Task directions: Reply with one number: the count of lines in the listing that contain the string "this".

****************

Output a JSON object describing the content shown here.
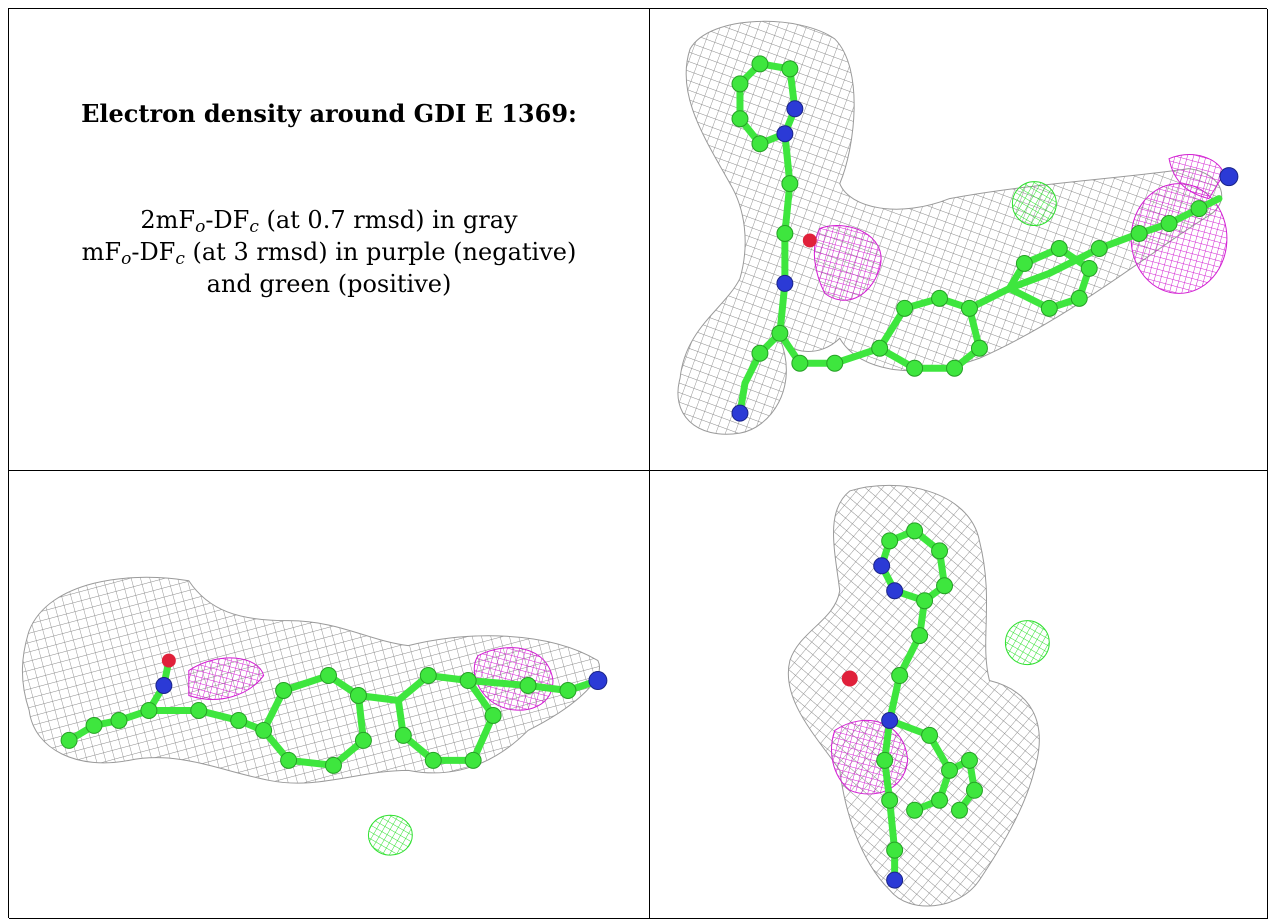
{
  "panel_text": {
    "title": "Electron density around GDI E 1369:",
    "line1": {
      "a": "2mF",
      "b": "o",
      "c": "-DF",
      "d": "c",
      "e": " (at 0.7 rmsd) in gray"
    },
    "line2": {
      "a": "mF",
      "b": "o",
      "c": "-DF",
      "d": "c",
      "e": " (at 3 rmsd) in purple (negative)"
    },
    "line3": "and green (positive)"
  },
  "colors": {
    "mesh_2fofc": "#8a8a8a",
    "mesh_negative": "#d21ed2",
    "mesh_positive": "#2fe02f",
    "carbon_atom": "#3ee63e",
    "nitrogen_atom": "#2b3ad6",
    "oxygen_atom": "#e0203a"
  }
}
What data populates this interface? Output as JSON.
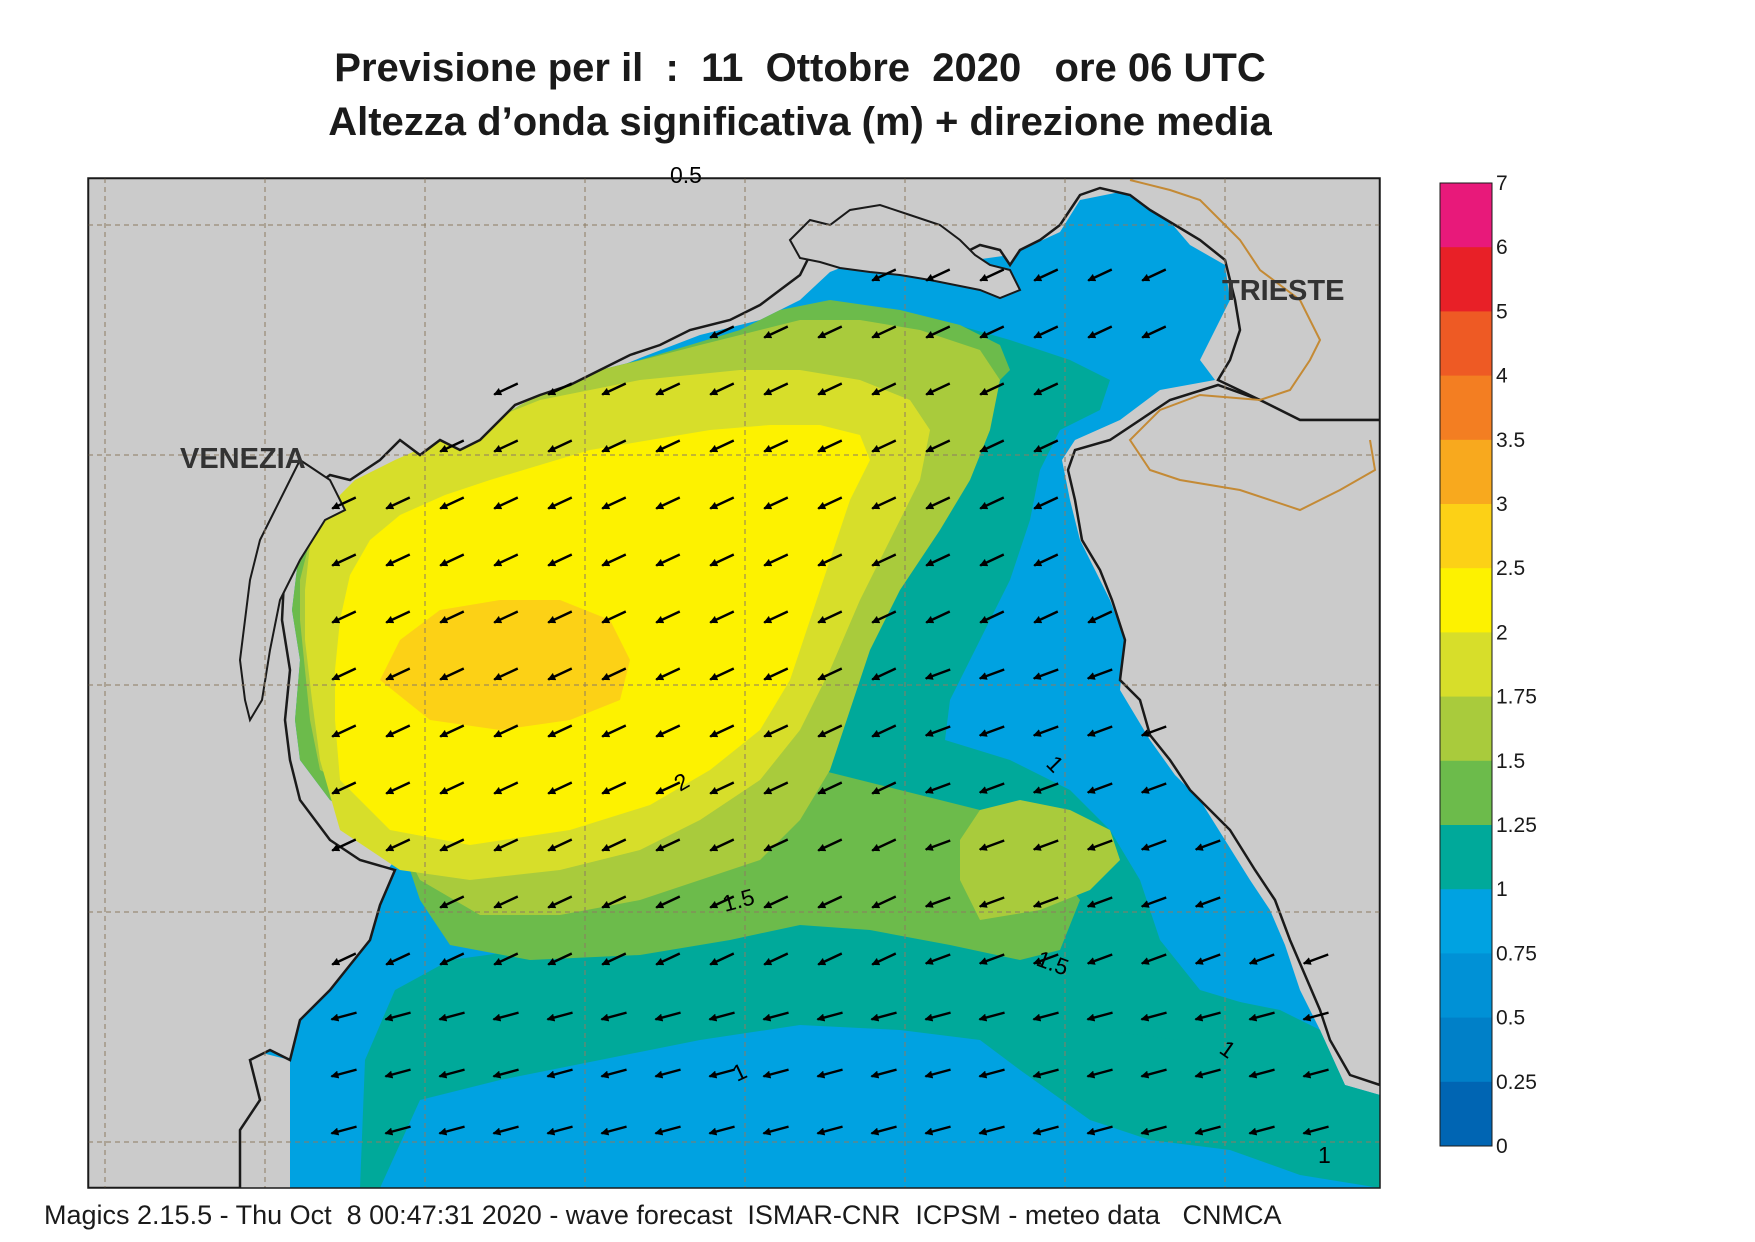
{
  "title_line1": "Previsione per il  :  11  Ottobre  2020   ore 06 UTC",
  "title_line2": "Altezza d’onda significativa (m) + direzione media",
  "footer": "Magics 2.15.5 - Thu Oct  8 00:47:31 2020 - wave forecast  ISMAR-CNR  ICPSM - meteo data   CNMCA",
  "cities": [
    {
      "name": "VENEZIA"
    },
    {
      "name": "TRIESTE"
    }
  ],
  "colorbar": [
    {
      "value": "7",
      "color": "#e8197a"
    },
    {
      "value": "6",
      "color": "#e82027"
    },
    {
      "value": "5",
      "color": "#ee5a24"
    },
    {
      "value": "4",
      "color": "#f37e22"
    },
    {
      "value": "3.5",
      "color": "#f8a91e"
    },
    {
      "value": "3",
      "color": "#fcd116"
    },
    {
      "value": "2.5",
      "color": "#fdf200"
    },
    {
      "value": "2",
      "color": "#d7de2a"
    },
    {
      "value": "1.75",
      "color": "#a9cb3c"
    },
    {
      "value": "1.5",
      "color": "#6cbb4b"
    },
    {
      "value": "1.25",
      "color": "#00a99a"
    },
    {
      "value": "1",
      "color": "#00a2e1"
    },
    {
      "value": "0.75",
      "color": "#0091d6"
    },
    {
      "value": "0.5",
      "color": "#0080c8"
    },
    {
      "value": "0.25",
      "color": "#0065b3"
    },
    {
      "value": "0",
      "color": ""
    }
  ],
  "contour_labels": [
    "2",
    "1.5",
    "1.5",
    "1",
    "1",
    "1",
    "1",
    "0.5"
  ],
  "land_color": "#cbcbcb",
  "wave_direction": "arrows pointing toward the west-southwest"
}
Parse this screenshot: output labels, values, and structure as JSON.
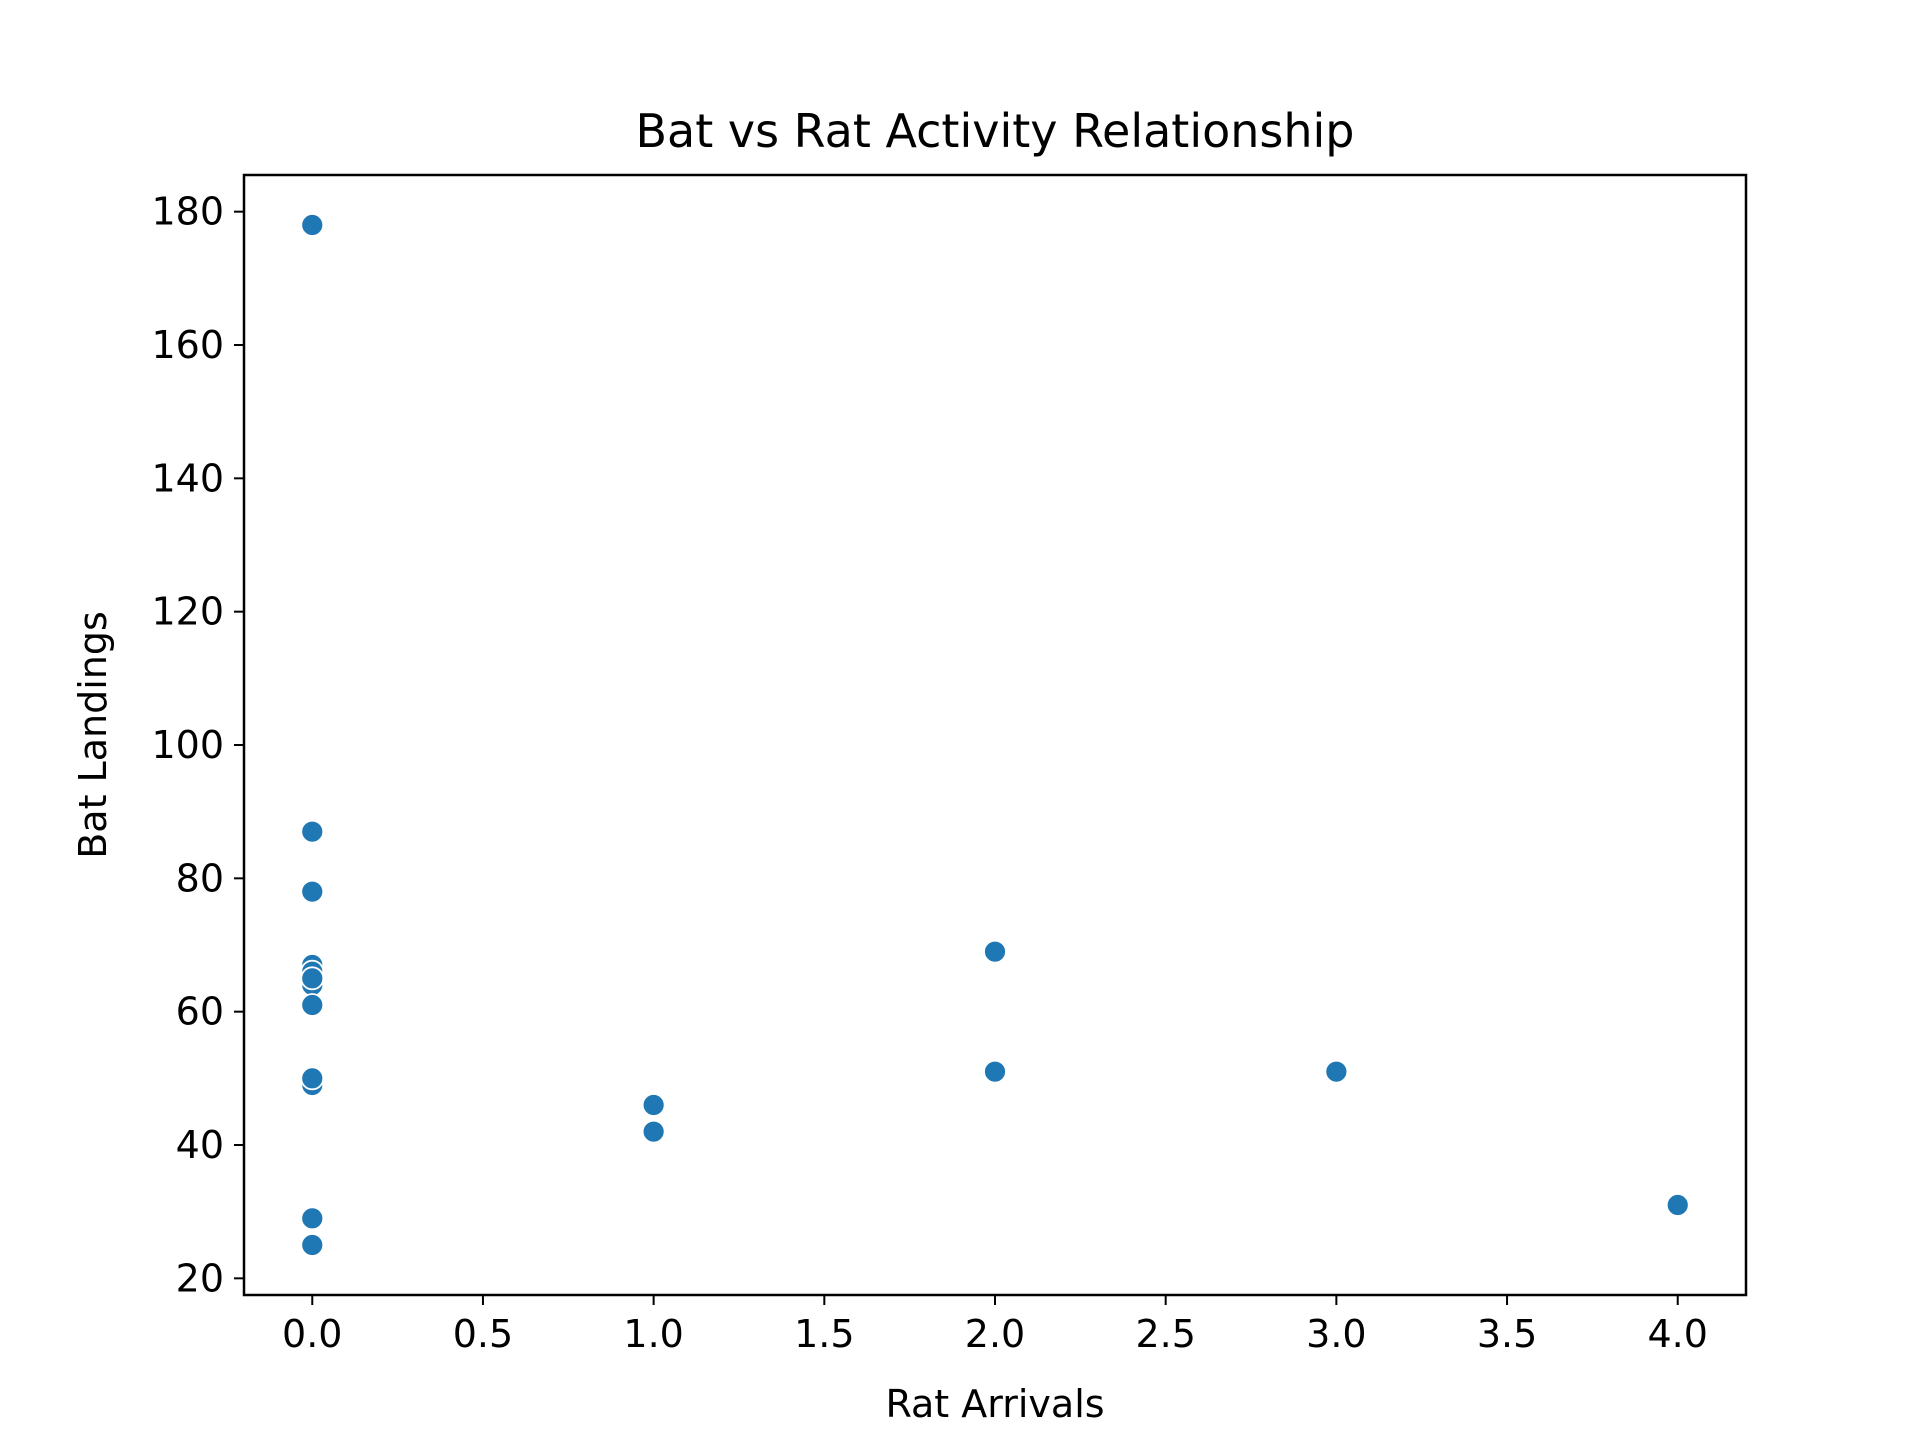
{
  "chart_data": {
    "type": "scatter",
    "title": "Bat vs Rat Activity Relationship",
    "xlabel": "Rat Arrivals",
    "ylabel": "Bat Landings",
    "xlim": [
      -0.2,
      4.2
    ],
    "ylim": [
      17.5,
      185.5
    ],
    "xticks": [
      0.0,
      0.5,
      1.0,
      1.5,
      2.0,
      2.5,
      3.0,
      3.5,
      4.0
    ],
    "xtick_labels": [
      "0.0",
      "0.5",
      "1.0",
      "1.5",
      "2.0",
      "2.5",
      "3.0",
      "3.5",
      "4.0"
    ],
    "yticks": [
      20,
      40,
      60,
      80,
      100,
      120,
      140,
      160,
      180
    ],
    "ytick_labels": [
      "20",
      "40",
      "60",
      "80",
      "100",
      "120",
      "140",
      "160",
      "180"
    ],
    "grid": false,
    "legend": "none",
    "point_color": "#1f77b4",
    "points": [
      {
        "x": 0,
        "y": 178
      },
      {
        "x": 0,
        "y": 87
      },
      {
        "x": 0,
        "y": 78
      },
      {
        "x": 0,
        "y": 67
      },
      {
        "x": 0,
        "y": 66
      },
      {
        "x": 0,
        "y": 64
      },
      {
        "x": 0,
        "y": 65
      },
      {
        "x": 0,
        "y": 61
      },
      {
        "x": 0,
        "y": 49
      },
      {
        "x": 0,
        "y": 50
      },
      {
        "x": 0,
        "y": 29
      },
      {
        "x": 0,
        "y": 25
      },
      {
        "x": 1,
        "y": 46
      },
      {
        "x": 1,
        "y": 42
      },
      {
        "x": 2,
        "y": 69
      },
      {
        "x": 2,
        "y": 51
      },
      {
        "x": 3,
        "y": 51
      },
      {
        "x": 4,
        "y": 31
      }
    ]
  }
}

****************

Result below: 2